* [Problem]: Locate the string "text" throughout the material and copy every line in which it occurs.

* [Record extracts]:
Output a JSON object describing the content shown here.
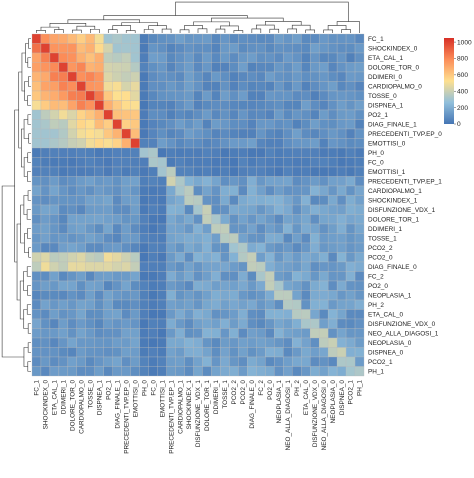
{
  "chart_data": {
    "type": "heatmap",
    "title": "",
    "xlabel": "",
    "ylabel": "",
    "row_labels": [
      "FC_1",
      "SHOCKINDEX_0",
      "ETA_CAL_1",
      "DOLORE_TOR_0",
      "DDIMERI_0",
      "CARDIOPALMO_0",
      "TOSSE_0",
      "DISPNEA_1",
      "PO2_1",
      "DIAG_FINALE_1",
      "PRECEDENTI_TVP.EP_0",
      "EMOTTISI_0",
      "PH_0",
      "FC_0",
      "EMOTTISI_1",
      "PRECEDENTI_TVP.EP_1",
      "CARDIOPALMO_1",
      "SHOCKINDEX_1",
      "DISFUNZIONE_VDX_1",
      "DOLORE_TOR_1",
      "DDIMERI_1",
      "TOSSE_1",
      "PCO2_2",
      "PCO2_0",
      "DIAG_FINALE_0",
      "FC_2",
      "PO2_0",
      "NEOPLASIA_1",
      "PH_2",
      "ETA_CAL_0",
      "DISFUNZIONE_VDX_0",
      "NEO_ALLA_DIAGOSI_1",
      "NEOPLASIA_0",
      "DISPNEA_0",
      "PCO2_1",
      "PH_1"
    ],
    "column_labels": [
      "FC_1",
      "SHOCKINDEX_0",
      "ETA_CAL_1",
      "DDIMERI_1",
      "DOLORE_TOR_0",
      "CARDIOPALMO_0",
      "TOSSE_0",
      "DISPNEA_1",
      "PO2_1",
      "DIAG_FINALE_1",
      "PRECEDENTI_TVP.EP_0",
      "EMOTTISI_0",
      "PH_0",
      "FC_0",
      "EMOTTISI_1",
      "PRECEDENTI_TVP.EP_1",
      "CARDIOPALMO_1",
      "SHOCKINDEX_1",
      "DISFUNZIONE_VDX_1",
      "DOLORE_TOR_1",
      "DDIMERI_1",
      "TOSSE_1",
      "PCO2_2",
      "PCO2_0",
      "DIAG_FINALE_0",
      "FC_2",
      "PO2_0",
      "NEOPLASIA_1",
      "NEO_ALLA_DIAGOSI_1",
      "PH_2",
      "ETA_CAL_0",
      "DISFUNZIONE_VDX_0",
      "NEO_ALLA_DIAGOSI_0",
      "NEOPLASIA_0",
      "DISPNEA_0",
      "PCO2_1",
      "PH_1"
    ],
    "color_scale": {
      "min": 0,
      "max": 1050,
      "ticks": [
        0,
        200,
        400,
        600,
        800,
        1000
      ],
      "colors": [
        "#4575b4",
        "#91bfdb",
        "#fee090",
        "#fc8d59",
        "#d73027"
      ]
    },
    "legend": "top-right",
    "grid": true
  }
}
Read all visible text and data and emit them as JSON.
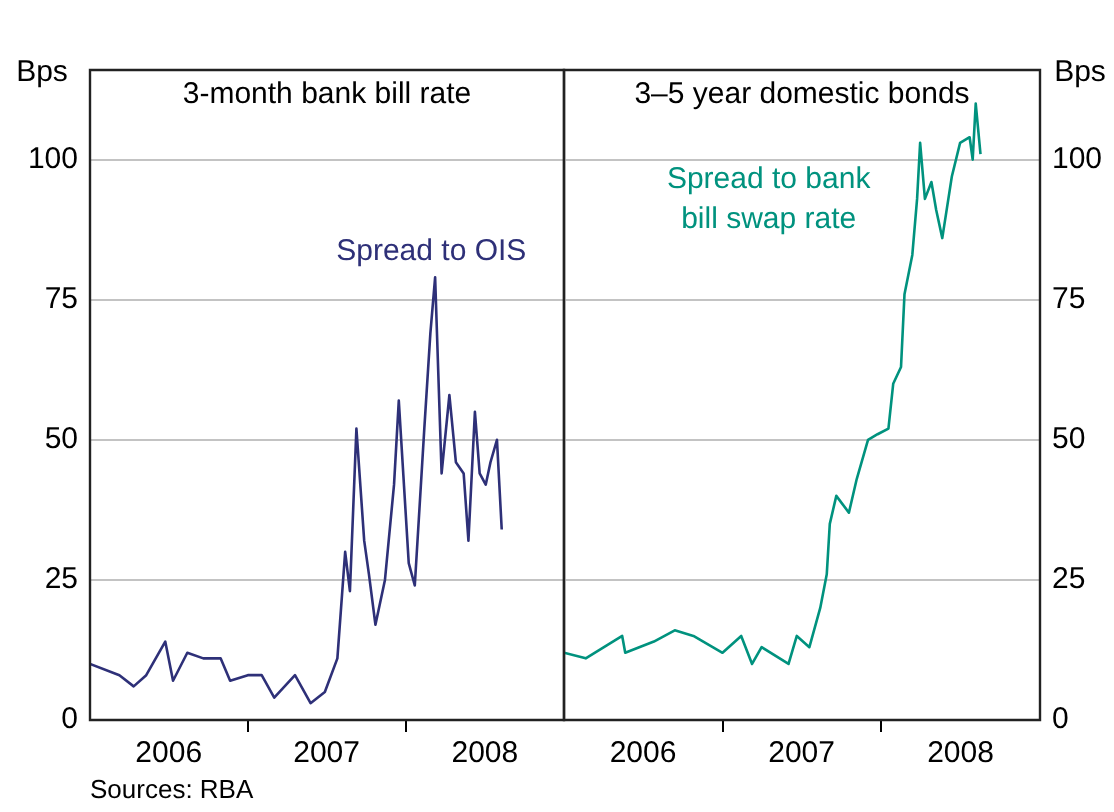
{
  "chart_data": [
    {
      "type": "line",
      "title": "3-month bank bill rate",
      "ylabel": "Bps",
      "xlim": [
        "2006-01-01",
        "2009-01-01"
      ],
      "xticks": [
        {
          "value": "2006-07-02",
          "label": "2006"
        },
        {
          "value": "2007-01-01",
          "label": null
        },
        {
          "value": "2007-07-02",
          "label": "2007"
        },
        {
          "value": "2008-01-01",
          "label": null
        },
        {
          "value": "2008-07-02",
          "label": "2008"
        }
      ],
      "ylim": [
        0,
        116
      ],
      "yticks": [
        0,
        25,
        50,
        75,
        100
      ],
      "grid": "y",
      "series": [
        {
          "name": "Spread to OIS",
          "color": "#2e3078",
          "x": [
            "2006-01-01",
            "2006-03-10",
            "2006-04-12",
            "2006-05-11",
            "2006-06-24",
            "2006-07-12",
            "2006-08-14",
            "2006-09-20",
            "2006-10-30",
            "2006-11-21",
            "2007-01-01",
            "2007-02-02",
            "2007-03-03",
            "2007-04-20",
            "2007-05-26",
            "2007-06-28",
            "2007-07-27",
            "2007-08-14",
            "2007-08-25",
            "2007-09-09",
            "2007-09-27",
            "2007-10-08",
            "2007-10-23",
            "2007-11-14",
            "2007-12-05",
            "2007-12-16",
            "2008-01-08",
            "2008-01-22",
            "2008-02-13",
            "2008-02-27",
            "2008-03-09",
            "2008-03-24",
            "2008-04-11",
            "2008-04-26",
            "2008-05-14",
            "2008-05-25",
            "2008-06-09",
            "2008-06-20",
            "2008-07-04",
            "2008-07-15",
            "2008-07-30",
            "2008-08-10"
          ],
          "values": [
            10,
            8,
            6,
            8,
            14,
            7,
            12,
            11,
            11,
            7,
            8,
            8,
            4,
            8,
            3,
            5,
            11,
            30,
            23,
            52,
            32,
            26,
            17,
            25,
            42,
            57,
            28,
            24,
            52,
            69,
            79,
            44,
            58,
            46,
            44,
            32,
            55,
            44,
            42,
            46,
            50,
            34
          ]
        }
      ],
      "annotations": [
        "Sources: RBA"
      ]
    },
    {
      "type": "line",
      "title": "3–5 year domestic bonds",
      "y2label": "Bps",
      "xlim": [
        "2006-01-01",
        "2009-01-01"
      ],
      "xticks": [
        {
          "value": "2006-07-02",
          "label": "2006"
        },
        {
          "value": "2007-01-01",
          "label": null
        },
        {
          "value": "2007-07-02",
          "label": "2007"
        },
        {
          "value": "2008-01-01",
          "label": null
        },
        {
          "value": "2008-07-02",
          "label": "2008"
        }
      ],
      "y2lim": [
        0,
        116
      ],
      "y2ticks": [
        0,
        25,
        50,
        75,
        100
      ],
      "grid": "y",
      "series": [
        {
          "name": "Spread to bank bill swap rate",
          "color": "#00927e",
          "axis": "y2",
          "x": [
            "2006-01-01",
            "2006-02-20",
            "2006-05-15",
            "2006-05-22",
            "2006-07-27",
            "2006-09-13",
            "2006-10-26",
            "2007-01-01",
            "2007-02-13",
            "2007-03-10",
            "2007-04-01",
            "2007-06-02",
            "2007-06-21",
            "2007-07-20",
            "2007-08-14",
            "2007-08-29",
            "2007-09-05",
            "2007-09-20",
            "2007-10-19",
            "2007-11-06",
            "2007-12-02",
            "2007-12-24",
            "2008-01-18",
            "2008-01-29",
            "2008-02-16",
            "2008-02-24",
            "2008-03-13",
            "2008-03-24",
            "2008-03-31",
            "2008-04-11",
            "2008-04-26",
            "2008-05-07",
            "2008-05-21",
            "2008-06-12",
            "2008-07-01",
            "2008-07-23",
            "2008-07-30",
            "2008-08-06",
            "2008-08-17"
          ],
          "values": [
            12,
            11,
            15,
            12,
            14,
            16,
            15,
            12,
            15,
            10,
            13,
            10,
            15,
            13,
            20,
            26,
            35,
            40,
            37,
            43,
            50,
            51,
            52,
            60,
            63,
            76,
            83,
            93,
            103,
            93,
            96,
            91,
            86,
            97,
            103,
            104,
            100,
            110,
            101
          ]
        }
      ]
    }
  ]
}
* * *
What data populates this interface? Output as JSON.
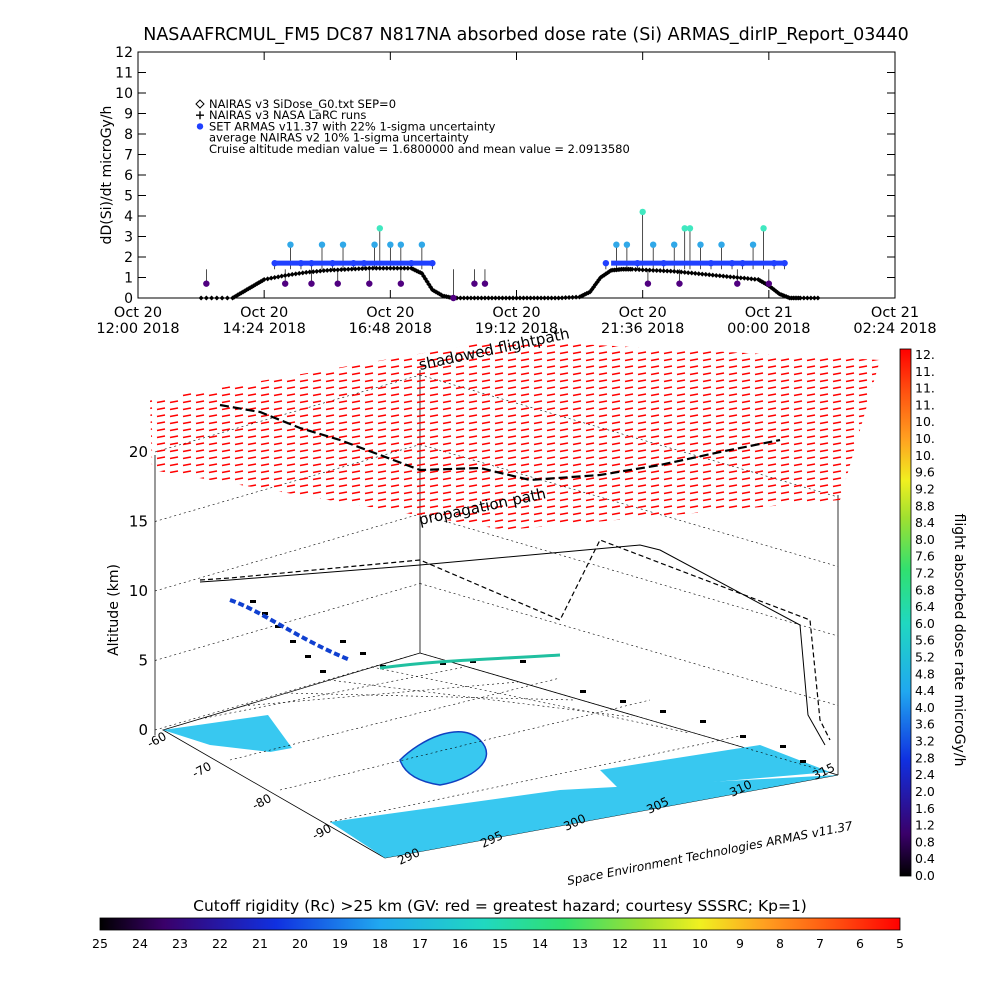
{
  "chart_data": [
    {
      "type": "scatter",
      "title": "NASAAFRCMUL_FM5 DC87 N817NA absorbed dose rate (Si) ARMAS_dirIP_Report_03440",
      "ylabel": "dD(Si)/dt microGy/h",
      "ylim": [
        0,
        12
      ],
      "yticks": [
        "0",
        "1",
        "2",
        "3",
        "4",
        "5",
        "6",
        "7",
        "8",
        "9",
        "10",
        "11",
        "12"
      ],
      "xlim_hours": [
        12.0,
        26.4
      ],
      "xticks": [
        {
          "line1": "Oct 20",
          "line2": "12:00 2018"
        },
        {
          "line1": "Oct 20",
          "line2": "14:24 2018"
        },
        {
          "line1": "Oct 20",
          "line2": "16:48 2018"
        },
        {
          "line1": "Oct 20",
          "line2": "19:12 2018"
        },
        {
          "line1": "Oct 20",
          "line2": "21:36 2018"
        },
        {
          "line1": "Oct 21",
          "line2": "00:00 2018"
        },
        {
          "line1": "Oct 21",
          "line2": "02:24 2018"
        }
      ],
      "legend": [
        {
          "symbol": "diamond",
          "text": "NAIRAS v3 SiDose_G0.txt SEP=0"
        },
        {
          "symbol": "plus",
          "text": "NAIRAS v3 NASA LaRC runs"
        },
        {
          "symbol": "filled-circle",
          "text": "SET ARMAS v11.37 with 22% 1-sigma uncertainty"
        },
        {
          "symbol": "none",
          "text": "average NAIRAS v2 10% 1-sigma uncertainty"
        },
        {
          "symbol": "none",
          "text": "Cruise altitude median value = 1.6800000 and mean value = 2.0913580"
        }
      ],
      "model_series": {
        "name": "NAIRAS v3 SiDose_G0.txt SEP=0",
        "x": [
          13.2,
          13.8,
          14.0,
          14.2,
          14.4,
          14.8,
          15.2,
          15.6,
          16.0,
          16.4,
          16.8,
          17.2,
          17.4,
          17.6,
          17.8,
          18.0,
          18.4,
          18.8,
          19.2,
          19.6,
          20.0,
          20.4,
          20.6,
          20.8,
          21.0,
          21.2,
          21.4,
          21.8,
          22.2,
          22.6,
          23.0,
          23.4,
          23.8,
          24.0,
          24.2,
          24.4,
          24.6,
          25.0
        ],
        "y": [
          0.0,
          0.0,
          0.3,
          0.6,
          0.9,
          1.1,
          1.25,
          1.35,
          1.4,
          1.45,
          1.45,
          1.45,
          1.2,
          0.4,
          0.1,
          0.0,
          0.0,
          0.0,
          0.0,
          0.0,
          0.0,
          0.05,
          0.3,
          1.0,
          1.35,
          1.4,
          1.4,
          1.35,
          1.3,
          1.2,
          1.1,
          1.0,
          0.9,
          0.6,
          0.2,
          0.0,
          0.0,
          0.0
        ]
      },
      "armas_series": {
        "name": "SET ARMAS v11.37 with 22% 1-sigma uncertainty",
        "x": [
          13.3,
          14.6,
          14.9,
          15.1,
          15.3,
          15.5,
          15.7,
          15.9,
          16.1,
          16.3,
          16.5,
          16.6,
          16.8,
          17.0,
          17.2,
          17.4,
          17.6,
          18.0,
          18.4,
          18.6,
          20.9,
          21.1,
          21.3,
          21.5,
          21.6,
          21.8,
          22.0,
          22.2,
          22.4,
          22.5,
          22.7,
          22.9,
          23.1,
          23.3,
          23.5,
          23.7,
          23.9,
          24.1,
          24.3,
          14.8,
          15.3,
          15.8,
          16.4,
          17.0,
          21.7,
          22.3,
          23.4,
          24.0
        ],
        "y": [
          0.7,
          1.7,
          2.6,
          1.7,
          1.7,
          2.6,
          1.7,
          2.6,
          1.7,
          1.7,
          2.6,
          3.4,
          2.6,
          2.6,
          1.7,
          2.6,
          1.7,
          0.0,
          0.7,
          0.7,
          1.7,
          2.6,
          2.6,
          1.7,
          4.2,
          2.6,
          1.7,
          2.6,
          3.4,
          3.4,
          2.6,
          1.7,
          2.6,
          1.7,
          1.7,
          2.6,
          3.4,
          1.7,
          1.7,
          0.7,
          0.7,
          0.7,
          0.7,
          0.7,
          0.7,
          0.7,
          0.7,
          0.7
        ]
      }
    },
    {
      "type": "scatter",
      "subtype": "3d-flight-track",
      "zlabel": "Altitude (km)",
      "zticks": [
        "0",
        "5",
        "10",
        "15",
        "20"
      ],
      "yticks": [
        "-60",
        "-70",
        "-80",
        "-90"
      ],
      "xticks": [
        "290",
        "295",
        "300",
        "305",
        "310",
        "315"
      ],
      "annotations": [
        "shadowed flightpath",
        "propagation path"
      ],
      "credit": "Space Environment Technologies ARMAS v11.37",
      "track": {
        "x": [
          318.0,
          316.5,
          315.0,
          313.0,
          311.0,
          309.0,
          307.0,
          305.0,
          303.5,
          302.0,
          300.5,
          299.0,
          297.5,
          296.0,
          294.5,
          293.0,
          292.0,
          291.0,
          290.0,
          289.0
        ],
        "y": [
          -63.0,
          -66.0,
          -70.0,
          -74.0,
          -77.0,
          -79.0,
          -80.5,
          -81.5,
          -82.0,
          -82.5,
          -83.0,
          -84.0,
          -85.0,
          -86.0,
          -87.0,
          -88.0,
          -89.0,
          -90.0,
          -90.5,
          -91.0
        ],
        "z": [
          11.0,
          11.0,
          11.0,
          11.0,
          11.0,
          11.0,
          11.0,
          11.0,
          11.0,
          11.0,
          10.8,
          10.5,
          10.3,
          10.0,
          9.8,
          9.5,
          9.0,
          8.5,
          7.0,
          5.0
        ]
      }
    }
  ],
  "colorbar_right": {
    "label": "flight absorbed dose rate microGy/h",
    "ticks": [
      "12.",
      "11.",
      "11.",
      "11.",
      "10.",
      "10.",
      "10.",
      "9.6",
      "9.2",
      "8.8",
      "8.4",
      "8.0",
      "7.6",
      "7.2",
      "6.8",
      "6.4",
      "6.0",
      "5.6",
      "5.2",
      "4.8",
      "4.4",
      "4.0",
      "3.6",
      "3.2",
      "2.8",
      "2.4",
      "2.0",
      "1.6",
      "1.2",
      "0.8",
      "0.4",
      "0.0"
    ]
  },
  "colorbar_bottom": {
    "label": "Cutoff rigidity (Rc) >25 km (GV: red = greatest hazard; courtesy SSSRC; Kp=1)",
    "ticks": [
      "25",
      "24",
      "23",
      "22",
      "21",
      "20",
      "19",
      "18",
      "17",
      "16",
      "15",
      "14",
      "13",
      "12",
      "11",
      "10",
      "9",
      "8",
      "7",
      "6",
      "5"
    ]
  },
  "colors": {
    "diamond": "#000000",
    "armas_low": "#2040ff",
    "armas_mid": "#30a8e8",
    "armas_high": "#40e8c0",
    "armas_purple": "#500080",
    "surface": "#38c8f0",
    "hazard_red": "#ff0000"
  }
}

* [Correct output]:
Read all visible text and data and emit them as JSON.
          "text": "NAIRAS v3 SiDose_G0.txt SEP=0"
          "text": "NAIRAS v3 NASA LaRC runs"
          "text": "SET ARMAS v11.37 with 22% 1-sigma uncertainty"
          "text": "average NAIRAS v2 10% 1-sigma uncertainty"
          "text": "Cruise altitude median value = 1.6800000 and mean value = 2.0913580"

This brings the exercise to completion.